Given request
Search the records below for the word "Scene" and show every line where it occurs.

Data listing
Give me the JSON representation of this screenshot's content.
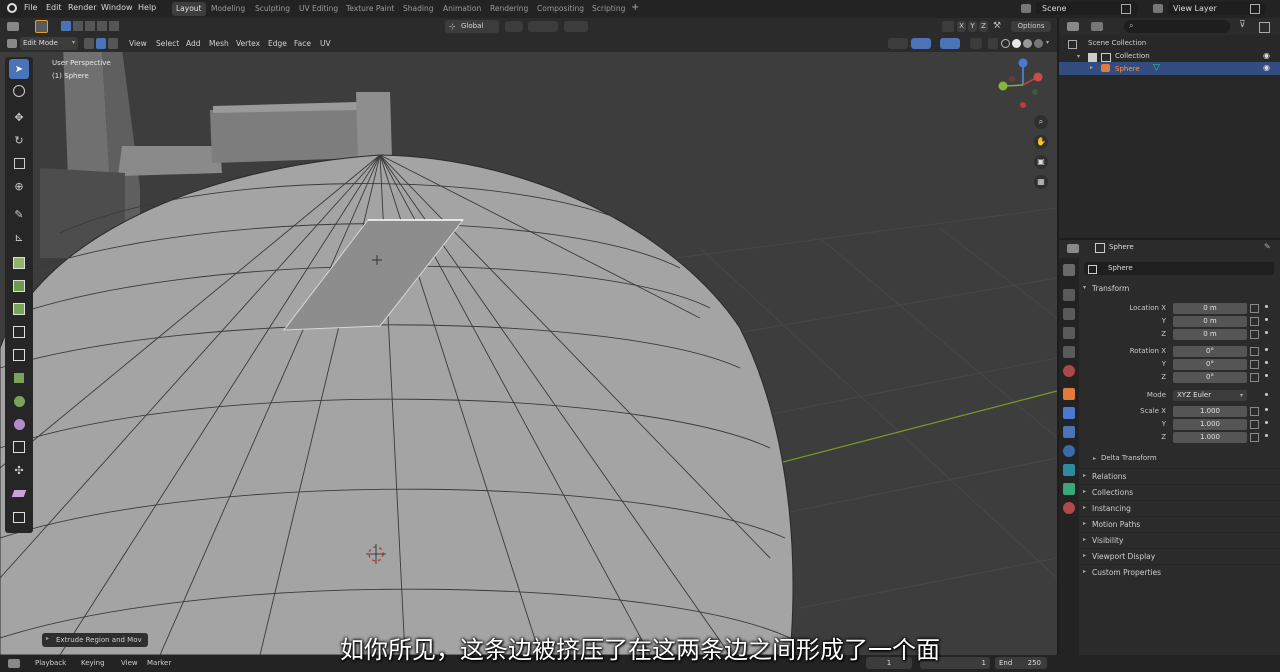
{
  "menubar": {
    "menus": [
      "File",
      "Edit",
      "Render",
      "Window",
      "Help"
    ],
    "workspaces": [
      "Layout",
      "Modeling",
      "Sculpting",
      "UV Editing",
      "Texture Paint",
      "Shading",
      "Animation",
      "Rendering",
      "Compositing",
      "Scripting"
    ],
    "active_workspace": "Layout",
    "scene": "Scene",
    "view_layer": "View Layer"
  },
  "viewport_header": {
    "orientation": "Global",
    "axes": [
      "X",
      "Y",
      "Z"
    ],
    "options": "Options",
    "mode": "Edit Mode",
    "menus": [
      "View",
      "Select",
      "Add",
      "Mesh",
      "Vertex",
      "Edge",
      "Face",
      "UV"
    ]
  },
  "viewport": {
    "view_name": "User Perspective",
    "object_name": "(1) Sphere",
    "operator_panel": "Extrude Region and Mov"
  },
  "outliner": {
    "scene_collection": "Scene Collection",
    "collection": "Collection",
    "object": "Sphere"
  },
  "properties": {
    "object_name_header": "Sphere",
    "object_name_field": "Sphere",
    "transform_title": "Transform",
    "location": {
      "label_x": "Location X",
      "label_y": "Y",
      "label_z": "Z",
      "x": "0 m",
      "y": "0 m",
      "z": "0 m"
    },
    "rotation": {
      "label_x": "Rotation X",
      "label_y": "Y",
      "label_z": "Z",
      "x": "0°",
      "y": "0°",
      "z": "0°"
    },
    "mode_label": "Mode",
    "mode_value": "XYZ Euler",
    "scale": {
      "label_x": "Scale X",
      "label_y": "Y",
      "label_z": "Z",
      "x": "1.000",
      "y": "1.000",
      "z": "1.000"
    },
    "delta_transform": "Delta Transform",
    "panels": [
      "Relations",
      "Collections",
      "Instancing",
      "Motion Paths",
      "Visibility",
      "Viewport Display",
      "Custom Properties"
    ]
  },
  "timeline": {
    "menus": [
      "Playback",
      "Keying",
      "View",
      "Marker"
    ],
    "current_frame": "1",
    "start": "1",
    "end_label": "End",
    "end": "250"
  },
  "subtitle": "如你所见，这条边被挤压了在这两条边之间形成了一个面",
  "colors": {
    "accent": "#4a73b8",
    "selection": "#ff8c2a",
    "viewport_bg": "#3d3d3d",
    "mesh": "#9a9a9a"
  }
}
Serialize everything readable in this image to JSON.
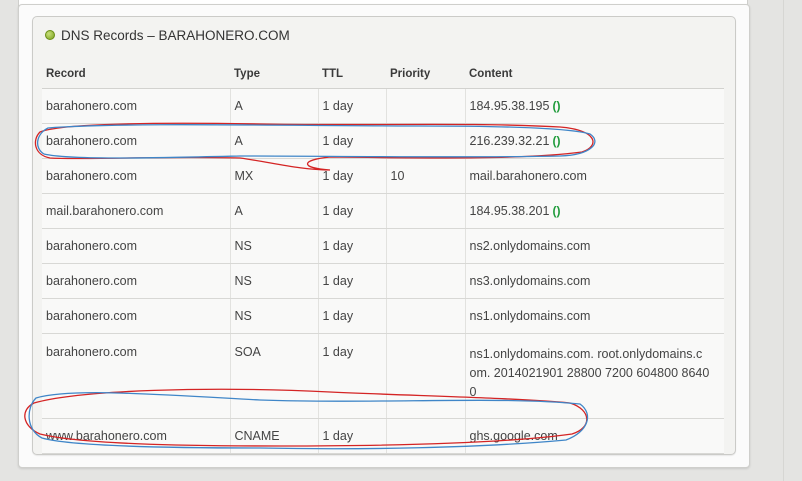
{
  "panel": {
    "title": "DNS Records – BARAHONERO.COM"
  },
  "columns": [
    "Record",
    "Type",
    "TTL",
    "Priority",
    "Content"
  ],
  "rows": [
    {
      "record": "barahonero.com",
      "type": "A",
      "ttl": "1 day",
      "priority": "",
      "content": "184.95.38.195",
      "icon": "()"
    },
    {
      "record": "barahonero.com",
      "type": "A",
      "ttl": "1 day",
      "priority": "",
      "content": "216.239.32.21",
      "icon": "()"
    },
    {
      "record": "barahonero.com",
      "type": "MX",
      "ttl": "1 day",
      "priority": "10",
      "content": "mail.barahonero.com",
      "icon": ""
    },
    {
      "record": "mail.barahonero.com",
      "type": "A",
      "ttl": "1 day",
      "priority": "",
      "content": "184.95.38.201",
      "icon": "()"
    },
    {
      "record": "barahonero.com",
      "type": "NS",
      "ttl": "1 day",
      "priority": "",
      "content": "ns2.onlydomains.com",
      "icon": ""
    },
    {
      "record": "barahonero.com",
      "type": "NS",
      "ttl": "1 day",
      "priority": "",
      "content": "ns3.onlydomains.com",
      "icon": ""
    },
    {
      "record": "barahonero.com",
      "type": "NS",
      "ttl": "1 day",
      "priority": "",
      "content": "ns1.onlydomains.com",
      "icon": ""
    },
    {
      "record": "barahonero.com",
      "type": "SOA",
      "ttl": "1 day",
      "priority": "",
      "content_lines": [
        "ns1.onlydomains.com. root.onlydomains.c",
        "om. 2014021901 28800 7200 604800 8640",
        "0"
      ],
      "icon": ""
    },
    {
      "record": "www.barahonero.com",
      "type": "CNAME",
      "ttl": "1 day",
      "priority": "",
      "content": "ghs.google.com",
      "icon": ""
    }
  ],
  "colors": {
    "annotation_red": "#d42424",
    "annotation_blue": "#3f86c8",
    "status_dot": "#8ab02a",
    "ip_icon": "#1e9b3a"
  }
}
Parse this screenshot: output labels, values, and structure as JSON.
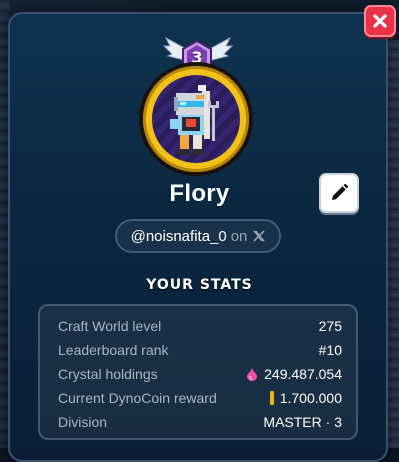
{
  "profile": {
    "level": "3",
    "username": "Flory",
    "handle": "@noisnafita_0",
    "handle_on": "on"
  },
  "stats": {
    "title": "YOUR STATS",
    "rows": [
      {
        "label": "Craft World level",
        "value": "275"
      },
      {
        "label": "Leaderboard rank",
        "value": "#10"
      },
      {
        "label": "Crystal holdings",
        "value": "249.487.054",
        "icon": "crystal-icon"
      },
      {
        "label": "Current DynoCoin reward",
        "value": "1.700.000",
        "icon": "dynocoin-icon"
      },
      {
        "label": "Division",
        "value": "MASTER · 3"
      }
    ]
  },
  "colors": {
    "close_button": "#e8324a",
    "panel": "#0b2740",
    "avatar_ring": "#f2c21a",
    "level_badge": "#7b3fb0"
  },
  "icons": {
    "close": "close-icon",
    "edit": "pencil-icon",
    "social": "x-logo-icon"
  }
}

Exercise response
    "scene": "Scene",
    "scene_collection": "Scene Collection",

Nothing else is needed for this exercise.